*Given task A*:
Reproduce the passage on the Armenian Divine Liturgy from "2) Liturgy of" to "the Holy Communion.".
*Given task B*:
In the passage on the Armenian Divine Liturgy, condense the paragraph beginning "2) Liturgy of the Word" into a short bulleted list that keeps its main facts.
*Given task C*:
Continue the passage on the Armenian Divine Liturgy, starting after its last sentence.

*Extract provided*:
_ _ _ _ _ _ _

Every facet of the Divine Liturgy bears spiritual meaning. The hymns, the vestments, the movements, as well as the physical church all bear spiritual meanings. In addition, the structure of the Liturgy carries its own spiritual meaning.

The Armenian Divine Liturgy is divided into four main parts:

1) Preparatory Service (Badrasdoutyoun-Պատրաստութիւն) is the first part of the liturgy. The celebrant prepares himself by vesting, confessing before the faithful, ascending the Holy Altar, preparing the gifts of the Holy Communion, and blessing the faithful by procession.

2) Liturgy of the Word or Midday Office/Synaxis (Jashou Bashdon/Pani Badarak - Ճաշու Պաշտօն-Բանի Պատարագ). This focuses on the Word of God, and teaching and proclaiming our faith in the Holy Trinity. During this part of the liturgy, there are three readings: a prophetic reading, an Epistle reading, and a Gospel reading. It concludes with the Nicaean Creed.

3) Liturgy of the Faithful (Havadatselots Badarak – Հաւատացելոց Պատարագ). This is the main part of the Liturgy, which is conducted over the gifts of the Holy Eucharist. The celebrant asks the Holy Spirit to descend upon the Holy Altar and transform the Eucharistic gifts into the body and blood of our Lord Jesus Christ. It concludes with the distribution of the Holy Communion.

_ _ _ _ _ _ _

[Region and label listings]
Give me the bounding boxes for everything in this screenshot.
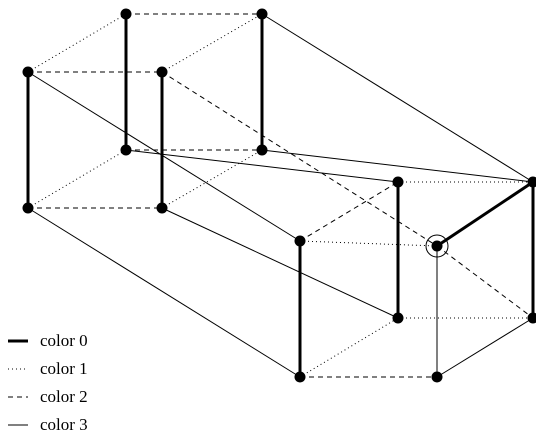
edge-color-1 <box>161 13 263 73</box>
legend: color 0 color 1 color 2 color 3 <box>8 331 88 434</box>
legend-label-color-0: color 0 <box>40 331 88 350</box>
legend-item-color-2: color 2 <box>8 387 88 406</box>
vertex-v2 <box>156 66 168 78</box>
edge-color-1 <box>299 240 438 247</box>
edge-color-3 <box>27 71 301 242</box>
vertex-v18 <box>431 371 443 383</box>
edge-color-2 <box>299 181 399 242</box>
vertex-v8 <box>294 235 306 247</box>
edge-color-1 <box>299 317 399 378</box>
edge-color-2 <box>161 71 438 247</box>
edge-color-1 <box>161 149 263 209</box>
vertex-v11 <box>392 312 404 324</box>
vertex-v1 <box>22 202 34 214</box>
legend-item-color-3: color 3 <box>8 415 88 434</box>
edge-color-1 <box>27 149 127 209</box>
vertex-v4 <box>120 8 132 20</box>
vertex-v10 <box>392 176 404 188</box>
edge-color-3 <box>261 149 534 183</box>
edge-color-0 <box>436 180 534 248</box>
vertex-v3 <box>156 202 168 214</box>
legend-label-color-1: color 1 <box>40 359 88 378</box>
edge-color-1 <box>27 13 127 73</box>
legend-label-color-2: color 2 <box>40 387 88 406</box>
vertex-v6 <box>256 8 268 20</box>
vertex-v9 <box>294 371 306 383</box>
edge-color-3 <box>436 317 534 378</box>
legend-item-color-1: color 1 <box>8 359 88 378</box>
highlight-ring <box>425 234 449 258</box>
edges-layer <box>26 13 535 378</box>
vertex-v7 <box>256 144 268 156</box>
legend-label-color-3: color 3 <box>40 415 88 434</box>
edge-color-3 <box>27 207 301 378</box>
vertex-v13 <box>431 240 443 252</box>
vertex-v14 <box>527 312 536 324</box>
edge-color-3 <box>261 13 534 183</box>
legend-item-color-0: color 0 <box>8 331 88 350</box>
vertices-layer <box>22 8 536 383</box>
edge-color-2 <box>436 245 534 319</box>
vertex-v5 <box>120 144 132 156</box>
vertex-v12 <box>527 176 536 188</box>
edge-color-3 <box>161 207 399 319</box>
edge-color-3 <box>125 149 399 183</box>
vertex-v0 <box>22 66 34 78</box>
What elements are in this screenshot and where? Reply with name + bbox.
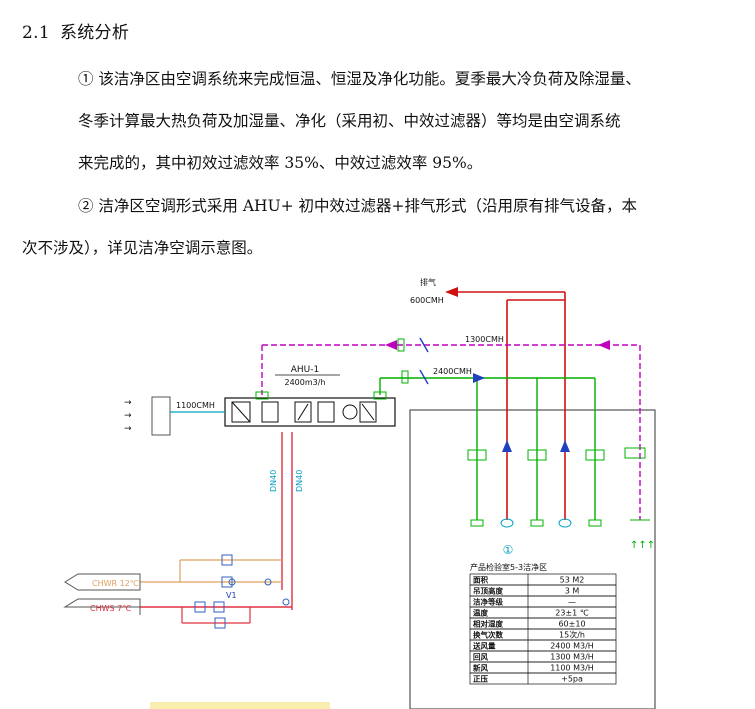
supply-filter-icon bbox=[527, 449, 547, 461]
room-table-label: 正压 bbox=[473, 675, 488, 684]
room-table-value: 1100 M3/H bbox=[550, 664, 594, 673]
chws-tag bbox=[63, 598, 141, 615]
pipe-label-1: DN40 bbox=[269, 470, 278, 492]
room-table-value: +5pa bbox=[561, 675, 583, 684]
chilled-water-pipes bbox=[140, 432, 293, 624]
ahu-capacity: 2400m3/h bbox=[284, 378, 325, 387]
exhaust-duct bbox=[455, 291, 566, 520]
ahu-damper-icon bbox=[255, 391, 269, 400]
room-table-label: 温度 bbox=[473, 608, 488, 618]
fresh-air-louver-icon bbox=[151, 396, 171, 436]
room-table-row bbox=[469, 661, 617, 674]
room-table-value: 1300 M3/H bbox=[550, 653, 594, 662]
room-table-value: 23±1 ℃ bbox=[555, 609, 589, 618]
paragraph-1: ① 该洁净区由空调系统来完成恒温、恒湿及净化功能。夏季最大冷负荷及除湿量、 冬季… bbox=[22, 58, 734, 184]
svg-text:↑↑↑: ↑↑↑ bbox=[630, 540, 655, 551]
room-table-label: 换气次数 bbox=[473, 630, 503, 640]
return-flow-label: 1300CMH bbox=[465, 335, 504, 344]
return-arrow-icon bbox=[385, 340, 397, 350]
section-heading: 2.1 系统分析 bbox=[22, 18, 129, 43]
supply-arrow-icon bbox=[473, 373, 485, 383]
paragraph-1-line-1: ① 该洁净区由空调系统来完成恒温、恒湿及净化功能。夏季最大冷负荷及除湿量、 bbox=[78, 70, 641, 88]
room-table-value: — bbox=[568, 598, 576, 607]
section-number: 2.1 bbox=[22, 23, 50, 43]
return-valve-icon bbox=[419, 337, 429, 353]
paragraph-1-line-2: 冬季计算最大热负荷及加湿量、净化（采用初、中效过滤器）等均是由空调系统 bbox=[78, 112, 621, 130]
return-duct bbox=[261, 344, 641, 520]
exhaust-label: 排气 bbox=[420, 277, 436, 287]
supply-filter-icon bbox=[467, 449, 487, 461]
room-table-row bbox=[469, 606, 617, 619]
room-table-value: 53 M2 bbox=[560, 576, 585, 585]
fresh-air-arrows: → bbox=[124, 411, 132, 421]
exhaust-riser-arrow-icon bbox=[560, 440, 570, 452]
fresh-air-arrows: → bbox=[124, 424, 132, 434]
chwr-tag bbox=[64, 573, 141, 591]
exhaust-flow-label: 600CMH bbox=[410, 296, 444, 305]
room-table-label: 回风 bbox=[473, 653, 488, 662]
fresh-air-flow-label: 1100CMH bbox=[176, 401, 215, 410]
supply-valve-icon bbox=[419, 369, 429, 385]
supply-flow-label: 2400CMH bbox=[433, 367, 472, 376]
room-table-value: 60±10 bbox=[558, 620, 585, 629]
caption-fragment bbox=[150, 702, 330, 709]
room-table-value: 3 M bbox=[565, 587, 580, 596]
ceiling-diffusers: ↑↑↑ bbox=[470, 518, 655, 551]
supply-filter-icon bbox=[585, 449, 605, 461]
exhaust-riser-arrow-icon bbox=[502, 440, 512, 452]
room-table-label: 送风量 bbox=[472, 641, 496, 651]
return-arrow-icon bbox=[598, 340, 610, 350]
room-data-table: 面积 53 M2 吊顶高度 3 M 洁净等级 — 温度 23±1 ℃ 相对湿度 60±10 换气次数… bbox=[469, 573, 617, 685]
paragraph-2: ② 洁净区空调形式采用 AHU+ 初中效过滤器+排气形式（沿用原有排气设备，本 … bbox=[22, 185, 734, 269]
exhaust-arrow-icon bbox=[445, 287, 458, 297]
room-table-label: 新风 bbox=[473, 663, 488, 673]
room-table-title: 产品检验室5-3洁净区 bbox=[470, 562, 547, 572]
room-table-label: 吊顶高度 bbox=[473, 586, 503, 596]
room-table-value: 2400 M3/H bbox=[550, 642, 594, 651]
room-table-value: 15次/h bbox=[559, 630, 585, 640]
valve-label: V1 bbox=[226, 591, 237, 600]
supply-damper-icon bbox=[401, 370, 409, 384]
ahu-name: AHU-1 bbox=[291, 365, 320, 375]
paragraph-2-line-2: 次不涉及），详见洁净空调示意图。 bbox=[22, 239, 263, 257]
paragraph-2-line-1: ② 洁净区空调形式采用 AHU+ 初中效过滤器+排气形式（沿用原有排气设备，本 bbox=[78, 197, 638, 215]
room-table-row bbox=[469, 573, 617, 586]
paragraph-1-line-3: 来完成的，其中初效过滤效率 35%、中效过滤效率 95%。 bbox=[78, 154, 483, 172]
room-table-label: 相对湿度 bbox=[473, 619, 503, 629]
fresh-air-arrows: → bbox=[124, 398, 132, 408]
chws-label: CHWS 7℃ bbox=[90, 604, 131, 613]
room-table-row bbox=[469, 672, 617, 685]
chwr-label: CHWR 12℃ bbox=[92, 579, 139, 588]
return-grille-icon bbox=[624, 447, 646, 459]
room-table-row bbox=[469, 650, 617, 663]
return-damper-icon bbox=[397, 338, 405, 352]
section-title: 系统分析 bbox=[59, 23, 130, 43]
room-table-label: 洁净等级 bbox=[473, 597, 503, 607]
pipe-valves bbox=[194, 554, 290, 629]
room-table-label: 面积 bbox=[473, 575, 488, 585]
pipe-label-2: DN40 bbox=[295, 470, 304, 492]
room-id: ① bbox=[503, 543, 514, 557]
ahu-unit bbox=[224, 397, 396, 427]
clean-room-outline bbox=[409, 409, 656, 709]
ahu-damper-icon bbox=[373, 391, 387, 400]
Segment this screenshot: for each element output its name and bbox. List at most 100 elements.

_ _ _ _ _ _ _

*Exercise result A*:
2) Liturgy of the Word or Midday Office/Synaxis (Jashou Bashdon/Pani Badarak - Ճաշու Պաշտօն-Բանի Պատարագ). This focuses on the Word of God, and teaching and proclaiming our faith in the Holy Trinity. During this part of the liturgy, there are three readings: a prophetic reading, an Epistle reading, and a Gospel reading. It concludes with the Nicaean Creed.

3) Liturgy of the Faithful (Havadatselots Badarak – Հաւատացելոց Պատարագ). This is the main part of the Liturgy, which is conducted over the gifts of the Holy Eucharist. The celebrant asks the Holy Spirit to descend upon the Holy Altar and transform the Eucharistic gifts into the body and blood of our Lord Jesus Christ. It concludes with the distribution of the Holy Communion.

*Exercise result B*:
- Names: Liturgy of the Word, Midday Office, or Synaxis (Jashou Bashdon/Pani Badarak - Ճաշու Պաշտօն-Բանի Պատարագ)
- Focus: the Word of God, with teaching and proclaiming faith in the Holy Trinity
- Readings: three, one prophetic, one from the Epistles and one from the Gospel
- Conclusion: the Nicaean Creed

*Exercise result C*:
4) Dismissal Service (Artsagoum - Արձակում). This is the last part of the Divine Liturgy. It starts with hymns of thanksgiving for the Holy Communion, followed by another Gospel reading and blessings of dismissal. Generally, the requiem service takes place here.

I will focus on the main body of the service, which consists of the Liturgy of Word and the Liturgy of the Faithful. Understanding the structure of the Divine Liturgy adds another level of spirituality, helping the faithful get in closer contact with God.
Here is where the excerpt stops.